## Instruction
Please write out the material below exactly as given.

## Data entries
━━━━━━━━━━━━━━━━━━━━━━━━━━━━━━

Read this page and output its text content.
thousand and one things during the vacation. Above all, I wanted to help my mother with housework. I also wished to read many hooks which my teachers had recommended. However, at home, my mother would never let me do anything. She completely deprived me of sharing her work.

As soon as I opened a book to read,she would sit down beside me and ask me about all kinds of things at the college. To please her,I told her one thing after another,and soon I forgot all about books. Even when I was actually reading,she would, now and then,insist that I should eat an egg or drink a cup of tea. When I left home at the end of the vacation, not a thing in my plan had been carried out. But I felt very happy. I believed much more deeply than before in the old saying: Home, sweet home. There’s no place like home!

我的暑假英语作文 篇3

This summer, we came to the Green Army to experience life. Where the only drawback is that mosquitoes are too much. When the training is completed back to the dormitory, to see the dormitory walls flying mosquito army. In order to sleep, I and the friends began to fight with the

━━━━━━━━━━━━━━━━━━━━━━━━━━━━━━

## Exercise output
Read this page and output its text content.
thousand and one things during the vacation. Above all, I wanted to help my mother with housework. I also wished to read many hooks which my teachers had recommended. However, at home, my mother would never let me do anything. She completely deprived me of sharing her work.

As soon as I opened a book to read,she would sit down beside me and ask me about all kinds of things at the college. To please her,I told her one thing after another,and soon I forgot all about books. Even when I was actually reading,she would, now and then,insist that I should eat an egg or drink a cup of tea. When I left home at the end of the vacation, not a thing in my plan had been carried out. But I felt very happy. I believed much more deeply than before in the old saying: Home, sweet home. There’s no place like home!

我的暑假英语作文 篇3

This summer, we came to the Green Army to experience life. Where the only drawback is that mosquitoes are too much. When the training is completed back to the dormitory, to see the dormitory walls flying mosquito army. In order to sleep, I and the friends began to fight with the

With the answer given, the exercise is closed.